• [Work to complete] Give only the number of lines where "text" occurs.

## Begin

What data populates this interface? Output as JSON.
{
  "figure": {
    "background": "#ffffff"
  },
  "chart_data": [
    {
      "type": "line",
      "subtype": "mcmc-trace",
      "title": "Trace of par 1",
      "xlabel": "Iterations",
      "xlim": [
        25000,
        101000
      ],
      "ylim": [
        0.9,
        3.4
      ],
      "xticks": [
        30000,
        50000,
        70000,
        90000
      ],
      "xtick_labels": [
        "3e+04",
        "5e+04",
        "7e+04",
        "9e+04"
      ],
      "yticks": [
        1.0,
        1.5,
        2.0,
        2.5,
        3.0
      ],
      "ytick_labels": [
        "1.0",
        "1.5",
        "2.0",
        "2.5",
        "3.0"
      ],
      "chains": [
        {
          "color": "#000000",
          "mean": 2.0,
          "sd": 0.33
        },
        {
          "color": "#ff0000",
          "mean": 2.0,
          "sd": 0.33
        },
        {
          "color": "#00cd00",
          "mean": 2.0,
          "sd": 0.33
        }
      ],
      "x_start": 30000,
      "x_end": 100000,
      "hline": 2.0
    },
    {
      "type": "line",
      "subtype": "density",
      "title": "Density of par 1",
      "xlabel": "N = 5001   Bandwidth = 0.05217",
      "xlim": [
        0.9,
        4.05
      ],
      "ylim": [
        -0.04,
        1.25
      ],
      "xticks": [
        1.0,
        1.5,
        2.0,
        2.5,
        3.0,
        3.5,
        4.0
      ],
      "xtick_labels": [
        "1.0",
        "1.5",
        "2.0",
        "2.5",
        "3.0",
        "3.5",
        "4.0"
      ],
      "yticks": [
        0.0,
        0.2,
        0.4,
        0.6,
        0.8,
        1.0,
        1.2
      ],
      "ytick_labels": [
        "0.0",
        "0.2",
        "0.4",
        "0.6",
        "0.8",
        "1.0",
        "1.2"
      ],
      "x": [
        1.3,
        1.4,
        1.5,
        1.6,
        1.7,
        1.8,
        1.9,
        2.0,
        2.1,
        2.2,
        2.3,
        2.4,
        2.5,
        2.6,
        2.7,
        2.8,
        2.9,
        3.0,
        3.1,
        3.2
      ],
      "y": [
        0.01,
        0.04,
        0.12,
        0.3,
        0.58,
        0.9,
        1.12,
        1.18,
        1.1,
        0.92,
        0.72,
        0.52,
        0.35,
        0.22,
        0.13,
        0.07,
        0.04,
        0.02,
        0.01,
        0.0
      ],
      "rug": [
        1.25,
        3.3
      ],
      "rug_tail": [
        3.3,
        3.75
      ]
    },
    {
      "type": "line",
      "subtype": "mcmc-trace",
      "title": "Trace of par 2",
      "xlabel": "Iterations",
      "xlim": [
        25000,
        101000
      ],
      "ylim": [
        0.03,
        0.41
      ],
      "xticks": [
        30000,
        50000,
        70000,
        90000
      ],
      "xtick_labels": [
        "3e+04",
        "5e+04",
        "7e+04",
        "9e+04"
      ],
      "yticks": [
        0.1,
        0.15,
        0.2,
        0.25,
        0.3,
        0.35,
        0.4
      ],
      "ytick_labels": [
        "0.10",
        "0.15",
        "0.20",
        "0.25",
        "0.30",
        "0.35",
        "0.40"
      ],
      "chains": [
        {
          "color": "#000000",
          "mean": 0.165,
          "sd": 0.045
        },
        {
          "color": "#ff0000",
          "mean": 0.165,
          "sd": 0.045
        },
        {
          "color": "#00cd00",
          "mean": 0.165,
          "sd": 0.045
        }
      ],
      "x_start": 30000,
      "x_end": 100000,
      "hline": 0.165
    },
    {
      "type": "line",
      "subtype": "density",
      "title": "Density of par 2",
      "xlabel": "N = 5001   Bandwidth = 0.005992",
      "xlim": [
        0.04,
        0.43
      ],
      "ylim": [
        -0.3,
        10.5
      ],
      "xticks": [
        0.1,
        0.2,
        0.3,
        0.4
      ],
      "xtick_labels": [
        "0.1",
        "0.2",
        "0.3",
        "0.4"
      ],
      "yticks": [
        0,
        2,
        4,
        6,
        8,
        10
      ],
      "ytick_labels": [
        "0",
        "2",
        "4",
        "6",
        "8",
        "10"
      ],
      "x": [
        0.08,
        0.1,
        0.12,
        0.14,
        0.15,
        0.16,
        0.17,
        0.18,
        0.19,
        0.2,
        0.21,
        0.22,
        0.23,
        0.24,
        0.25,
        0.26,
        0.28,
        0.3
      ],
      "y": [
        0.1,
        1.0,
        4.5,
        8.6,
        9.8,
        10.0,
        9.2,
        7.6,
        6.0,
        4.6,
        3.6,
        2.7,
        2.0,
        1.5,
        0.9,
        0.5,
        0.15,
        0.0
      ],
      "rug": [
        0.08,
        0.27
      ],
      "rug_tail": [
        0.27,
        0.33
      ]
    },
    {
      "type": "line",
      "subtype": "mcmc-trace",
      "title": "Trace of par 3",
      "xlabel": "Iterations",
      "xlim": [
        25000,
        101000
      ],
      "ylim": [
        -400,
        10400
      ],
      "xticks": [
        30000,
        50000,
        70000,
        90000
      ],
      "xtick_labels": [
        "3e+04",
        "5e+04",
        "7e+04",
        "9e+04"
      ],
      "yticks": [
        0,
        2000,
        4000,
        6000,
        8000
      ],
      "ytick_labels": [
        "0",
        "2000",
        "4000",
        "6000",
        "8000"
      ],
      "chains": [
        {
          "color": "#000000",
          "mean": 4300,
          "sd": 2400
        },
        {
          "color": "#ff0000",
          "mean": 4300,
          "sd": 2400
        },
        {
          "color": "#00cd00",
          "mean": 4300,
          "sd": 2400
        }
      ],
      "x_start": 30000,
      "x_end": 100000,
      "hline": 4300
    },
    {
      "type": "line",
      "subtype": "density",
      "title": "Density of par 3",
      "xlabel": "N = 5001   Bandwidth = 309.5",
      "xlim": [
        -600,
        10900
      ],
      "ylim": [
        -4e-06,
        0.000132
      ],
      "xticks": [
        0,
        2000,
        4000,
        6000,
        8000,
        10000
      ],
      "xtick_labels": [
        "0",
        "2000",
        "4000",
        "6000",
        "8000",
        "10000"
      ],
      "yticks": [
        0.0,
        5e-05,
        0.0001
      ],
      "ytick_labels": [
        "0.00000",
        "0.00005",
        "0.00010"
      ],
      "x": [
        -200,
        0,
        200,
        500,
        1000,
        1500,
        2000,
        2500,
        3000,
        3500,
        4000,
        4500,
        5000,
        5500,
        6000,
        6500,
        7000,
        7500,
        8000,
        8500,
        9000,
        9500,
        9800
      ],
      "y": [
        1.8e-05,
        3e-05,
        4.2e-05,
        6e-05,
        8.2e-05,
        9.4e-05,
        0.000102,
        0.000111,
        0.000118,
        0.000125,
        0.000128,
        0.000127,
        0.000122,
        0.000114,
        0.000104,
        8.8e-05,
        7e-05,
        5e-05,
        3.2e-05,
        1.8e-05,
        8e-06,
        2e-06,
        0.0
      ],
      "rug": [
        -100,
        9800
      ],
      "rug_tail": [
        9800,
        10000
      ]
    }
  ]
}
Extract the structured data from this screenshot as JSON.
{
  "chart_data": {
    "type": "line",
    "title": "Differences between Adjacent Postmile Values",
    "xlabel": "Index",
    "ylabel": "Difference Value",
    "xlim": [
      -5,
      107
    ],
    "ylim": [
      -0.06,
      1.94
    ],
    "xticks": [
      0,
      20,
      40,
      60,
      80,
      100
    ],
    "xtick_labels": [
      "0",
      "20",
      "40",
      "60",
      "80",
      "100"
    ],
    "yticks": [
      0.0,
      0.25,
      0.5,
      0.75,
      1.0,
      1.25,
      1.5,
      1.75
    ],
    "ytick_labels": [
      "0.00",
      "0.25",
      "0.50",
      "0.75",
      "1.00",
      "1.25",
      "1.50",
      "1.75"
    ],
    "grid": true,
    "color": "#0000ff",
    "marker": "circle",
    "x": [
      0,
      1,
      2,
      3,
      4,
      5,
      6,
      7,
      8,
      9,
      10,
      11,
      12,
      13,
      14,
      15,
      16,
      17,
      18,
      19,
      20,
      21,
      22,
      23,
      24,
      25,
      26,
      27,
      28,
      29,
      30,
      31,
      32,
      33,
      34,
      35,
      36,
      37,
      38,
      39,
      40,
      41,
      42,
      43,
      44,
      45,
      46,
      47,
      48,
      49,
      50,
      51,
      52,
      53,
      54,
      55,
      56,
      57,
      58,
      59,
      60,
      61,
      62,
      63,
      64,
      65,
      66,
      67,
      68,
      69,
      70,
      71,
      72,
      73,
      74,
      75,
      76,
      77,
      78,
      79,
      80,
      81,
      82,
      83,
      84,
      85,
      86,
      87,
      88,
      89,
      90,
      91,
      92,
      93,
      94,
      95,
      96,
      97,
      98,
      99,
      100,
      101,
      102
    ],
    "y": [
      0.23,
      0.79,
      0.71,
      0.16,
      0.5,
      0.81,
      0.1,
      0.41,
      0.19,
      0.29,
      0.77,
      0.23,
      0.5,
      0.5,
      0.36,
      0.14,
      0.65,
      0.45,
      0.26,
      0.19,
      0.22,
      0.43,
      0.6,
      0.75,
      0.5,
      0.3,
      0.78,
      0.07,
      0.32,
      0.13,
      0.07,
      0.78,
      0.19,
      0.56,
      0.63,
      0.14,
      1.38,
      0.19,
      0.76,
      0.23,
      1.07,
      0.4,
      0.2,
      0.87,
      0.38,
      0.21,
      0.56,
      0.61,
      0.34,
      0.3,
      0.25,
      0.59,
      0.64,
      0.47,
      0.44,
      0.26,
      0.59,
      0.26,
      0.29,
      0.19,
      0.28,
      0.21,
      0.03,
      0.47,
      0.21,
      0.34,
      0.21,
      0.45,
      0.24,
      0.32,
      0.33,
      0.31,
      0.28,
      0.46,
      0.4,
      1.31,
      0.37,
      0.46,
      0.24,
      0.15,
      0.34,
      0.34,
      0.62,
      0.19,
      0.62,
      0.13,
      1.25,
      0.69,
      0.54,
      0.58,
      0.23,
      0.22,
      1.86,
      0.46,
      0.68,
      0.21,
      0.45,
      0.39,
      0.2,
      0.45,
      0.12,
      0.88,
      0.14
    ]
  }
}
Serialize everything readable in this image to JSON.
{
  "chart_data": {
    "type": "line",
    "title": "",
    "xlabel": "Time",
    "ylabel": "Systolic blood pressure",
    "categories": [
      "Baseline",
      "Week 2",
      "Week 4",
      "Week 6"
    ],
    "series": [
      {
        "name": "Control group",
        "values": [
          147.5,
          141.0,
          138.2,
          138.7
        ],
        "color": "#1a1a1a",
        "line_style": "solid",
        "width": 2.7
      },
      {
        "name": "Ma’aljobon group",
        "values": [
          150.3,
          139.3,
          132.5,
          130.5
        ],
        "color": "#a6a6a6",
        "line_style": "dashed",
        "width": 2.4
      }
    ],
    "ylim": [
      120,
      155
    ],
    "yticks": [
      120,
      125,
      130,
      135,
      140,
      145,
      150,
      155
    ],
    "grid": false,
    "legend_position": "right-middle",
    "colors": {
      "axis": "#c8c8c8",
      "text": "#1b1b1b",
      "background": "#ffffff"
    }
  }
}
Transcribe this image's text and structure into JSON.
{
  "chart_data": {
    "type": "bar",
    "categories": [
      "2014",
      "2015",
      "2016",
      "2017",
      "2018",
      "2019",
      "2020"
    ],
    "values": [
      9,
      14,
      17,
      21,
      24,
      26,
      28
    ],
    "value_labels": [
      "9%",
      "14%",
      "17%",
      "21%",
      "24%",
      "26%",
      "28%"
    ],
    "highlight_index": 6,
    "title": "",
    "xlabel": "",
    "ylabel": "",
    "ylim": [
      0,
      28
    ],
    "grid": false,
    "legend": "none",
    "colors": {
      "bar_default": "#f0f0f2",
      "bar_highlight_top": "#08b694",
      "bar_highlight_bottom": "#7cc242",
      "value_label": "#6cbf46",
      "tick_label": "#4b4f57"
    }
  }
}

## End

• [Solution to this exercise] 2